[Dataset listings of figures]
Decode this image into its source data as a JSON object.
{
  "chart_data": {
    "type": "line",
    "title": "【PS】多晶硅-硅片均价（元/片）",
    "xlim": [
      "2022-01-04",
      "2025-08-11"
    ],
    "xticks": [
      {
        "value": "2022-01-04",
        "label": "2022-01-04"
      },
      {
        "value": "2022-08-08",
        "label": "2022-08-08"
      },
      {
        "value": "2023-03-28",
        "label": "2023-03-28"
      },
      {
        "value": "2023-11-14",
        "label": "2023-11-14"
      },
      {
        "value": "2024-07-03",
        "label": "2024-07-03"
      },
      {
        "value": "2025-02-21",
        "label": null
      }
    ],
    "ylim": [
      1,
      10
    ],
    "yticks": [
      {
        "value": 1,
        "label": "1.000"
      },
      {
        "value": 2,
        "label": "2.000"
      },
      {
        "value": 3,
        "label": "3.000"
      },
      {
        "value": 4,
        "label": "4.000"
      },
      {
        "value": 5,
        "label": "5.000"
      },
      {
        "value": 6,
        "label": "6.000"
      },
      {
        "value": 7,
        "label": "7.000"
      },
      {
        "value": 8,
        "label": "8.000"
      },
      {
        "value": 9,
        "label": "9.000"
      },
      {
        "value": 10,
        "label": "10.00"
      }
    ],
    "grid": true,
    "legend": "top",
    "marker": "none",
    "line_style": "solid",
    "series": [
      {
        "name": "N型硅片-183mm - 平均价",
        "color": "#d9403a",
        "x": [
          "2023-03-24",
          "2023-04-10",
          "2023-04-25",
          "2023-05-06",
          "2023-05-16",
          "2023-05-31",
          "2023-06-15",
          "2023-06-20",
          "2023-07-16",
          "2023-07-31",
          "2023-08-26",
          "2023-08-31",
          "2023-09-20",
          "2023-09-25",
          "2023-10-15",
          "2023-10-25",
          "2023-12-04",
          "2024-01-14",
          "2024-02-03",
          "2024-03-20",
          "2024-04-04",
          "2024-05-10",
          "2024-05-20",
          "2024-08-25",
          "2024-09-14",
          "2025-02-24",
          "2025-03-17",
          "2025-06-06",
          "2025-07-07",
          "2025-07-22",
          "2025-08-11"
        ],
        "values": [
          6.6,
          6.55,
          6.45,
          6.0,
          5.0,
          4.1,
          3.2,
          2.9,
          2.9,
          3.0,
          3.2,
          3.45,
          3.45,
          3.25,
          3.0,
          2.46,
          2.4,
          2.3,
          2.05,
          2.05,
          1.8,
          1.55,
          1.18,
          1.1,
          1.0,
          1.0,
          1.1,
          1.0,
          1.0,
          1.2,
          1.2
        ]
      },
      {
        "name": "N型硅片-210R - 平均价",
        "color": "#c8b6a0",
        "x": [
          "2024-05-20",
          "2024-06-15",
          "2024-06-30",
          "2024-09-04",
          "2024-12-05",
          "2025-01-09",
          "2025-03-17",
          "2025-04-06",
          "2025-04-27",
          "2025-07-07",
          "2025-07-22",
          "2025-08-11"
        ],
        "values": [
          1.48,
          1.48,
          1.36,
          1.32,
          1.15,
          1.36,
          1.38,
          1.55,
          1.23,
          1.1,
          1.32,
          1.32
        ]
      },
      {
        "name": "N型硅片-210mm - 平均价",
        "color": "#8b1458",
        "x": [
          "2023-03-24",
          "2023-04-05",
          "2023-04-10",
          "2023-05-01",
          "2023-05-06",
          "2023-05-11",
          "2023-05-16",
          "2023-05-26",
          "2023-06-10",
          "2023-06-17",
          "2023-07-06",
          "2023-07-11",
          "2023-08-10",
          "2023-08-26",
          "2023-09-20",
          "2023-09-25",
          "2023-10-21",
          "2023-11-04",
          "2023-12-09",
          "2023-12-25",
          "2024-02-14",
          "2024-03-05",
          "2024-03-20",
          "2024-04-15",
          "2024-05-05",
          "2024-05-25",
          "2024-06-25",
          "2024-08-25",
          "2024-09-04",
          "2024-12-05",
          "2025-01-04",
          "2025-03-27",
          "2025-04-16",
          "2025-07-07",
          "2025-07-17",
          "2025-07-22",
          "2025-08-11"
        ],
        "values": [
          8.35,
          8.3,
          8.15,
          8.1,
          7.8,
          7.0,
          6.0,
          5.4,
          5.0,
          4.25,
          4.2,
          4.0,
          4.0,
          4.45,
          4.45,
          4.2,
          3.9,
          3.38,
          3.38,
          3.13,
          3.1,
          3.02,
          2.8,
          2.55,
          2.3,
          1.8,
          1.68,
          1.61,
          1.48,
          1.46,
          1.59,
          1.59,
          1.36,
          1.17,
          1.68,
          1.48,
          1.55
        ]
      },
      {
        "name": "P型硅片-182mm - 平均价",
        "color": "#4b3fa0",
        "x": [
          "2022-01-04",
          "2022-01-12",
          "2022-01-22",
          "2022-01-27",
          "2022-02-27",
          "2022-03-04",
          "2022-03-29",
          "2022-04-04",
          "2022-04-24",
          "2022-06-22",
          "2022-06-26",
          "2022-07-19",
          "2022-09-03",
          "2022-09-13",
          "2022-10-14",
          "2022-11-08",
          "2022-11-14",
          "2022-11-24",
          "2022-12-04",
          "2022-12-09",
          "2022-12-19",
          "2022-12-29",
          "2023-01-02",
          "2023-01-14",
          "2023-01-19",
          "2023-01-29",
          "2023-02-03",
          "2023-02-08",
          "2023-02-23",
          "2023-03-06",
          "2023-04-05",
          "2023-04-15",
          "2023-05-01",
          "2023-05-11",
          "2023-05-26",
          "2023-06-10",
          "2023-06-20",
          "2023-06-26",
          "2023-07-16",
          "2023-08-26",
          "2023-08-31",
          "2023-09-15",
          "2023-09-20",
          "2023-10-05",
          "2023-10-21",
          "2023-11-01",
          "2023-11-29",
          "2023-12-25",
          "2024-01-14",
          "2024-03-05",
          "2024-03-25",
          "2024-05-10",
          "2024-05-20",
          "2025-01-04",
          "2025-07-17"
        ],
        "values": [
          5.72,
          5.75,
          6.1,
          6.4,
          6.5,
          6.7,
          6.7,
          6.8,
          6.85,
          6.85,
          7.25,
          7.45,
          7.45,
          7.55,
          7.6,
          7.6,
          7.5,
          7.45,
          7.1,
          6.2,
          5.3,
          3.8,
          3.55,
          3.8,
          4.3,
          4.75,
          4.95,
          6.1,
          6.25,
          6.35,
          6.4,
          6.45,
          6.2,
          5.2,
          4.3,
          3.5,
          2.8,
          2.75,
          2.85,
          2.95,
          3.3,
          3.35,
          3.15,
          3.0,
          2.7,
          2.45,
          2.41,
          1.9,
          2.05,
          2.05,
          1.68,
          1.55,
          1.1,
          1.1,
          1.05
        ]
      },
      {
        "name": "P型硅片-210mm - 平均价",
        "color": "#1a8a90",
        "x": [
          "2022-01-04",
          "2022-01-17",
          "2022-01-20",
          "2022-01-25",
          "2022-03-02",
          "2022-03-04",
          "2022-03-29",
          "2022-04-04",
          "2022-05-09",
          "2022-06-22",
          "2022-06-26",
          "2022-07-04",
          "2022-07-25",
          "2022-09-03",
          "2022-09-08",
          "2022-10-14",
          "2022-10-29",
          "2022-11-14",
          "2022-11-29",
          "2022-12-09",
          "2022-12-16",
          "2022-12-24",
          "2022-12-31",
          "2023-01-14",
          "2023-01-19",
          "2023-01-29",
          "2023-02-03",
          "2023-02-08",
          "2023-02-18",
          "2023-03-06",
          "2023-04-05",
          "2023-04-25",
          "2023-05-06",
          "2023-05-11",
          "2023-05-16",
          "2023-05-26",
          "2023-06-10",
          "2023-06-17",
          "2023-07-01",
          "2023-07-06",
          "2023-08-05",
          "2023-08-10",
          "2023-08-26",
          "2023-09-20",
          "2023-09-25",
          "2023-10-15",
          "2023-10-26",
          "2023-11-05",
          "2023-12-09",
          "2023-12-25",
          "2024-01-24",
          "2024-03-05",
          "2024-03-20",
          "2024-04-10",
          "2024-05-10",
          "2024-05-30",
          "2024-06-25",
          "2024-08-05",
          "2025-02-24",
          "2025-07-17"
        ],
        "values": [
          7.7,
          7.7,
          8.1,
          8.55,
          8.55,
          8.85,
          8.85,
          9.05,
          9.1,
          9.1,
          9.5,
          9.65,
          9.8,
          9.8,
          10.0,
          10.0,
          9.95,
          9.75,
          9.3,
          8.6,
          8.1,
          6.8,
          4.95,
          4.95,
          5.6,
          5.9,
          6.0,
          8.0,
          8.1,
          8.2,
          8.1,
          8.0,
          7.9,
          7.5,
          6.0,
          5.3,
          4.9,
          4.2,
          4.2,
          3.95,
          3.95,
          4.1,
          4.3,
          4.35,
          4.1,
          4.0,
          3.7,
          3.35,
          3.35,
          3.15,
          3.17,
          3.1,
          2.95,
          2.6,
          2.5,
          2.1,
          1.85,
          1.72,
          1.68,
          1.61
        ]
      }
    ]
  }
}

§ REQUEST:
Which lines hold the string "N型硅片"? List them all.

§ THE RESPONSE:
        "name": "N型硅片-183mm - 平均价",
        "name": "N型硅片-210R - 平均价",
        "name": "N型硅片-210mm - 平均价",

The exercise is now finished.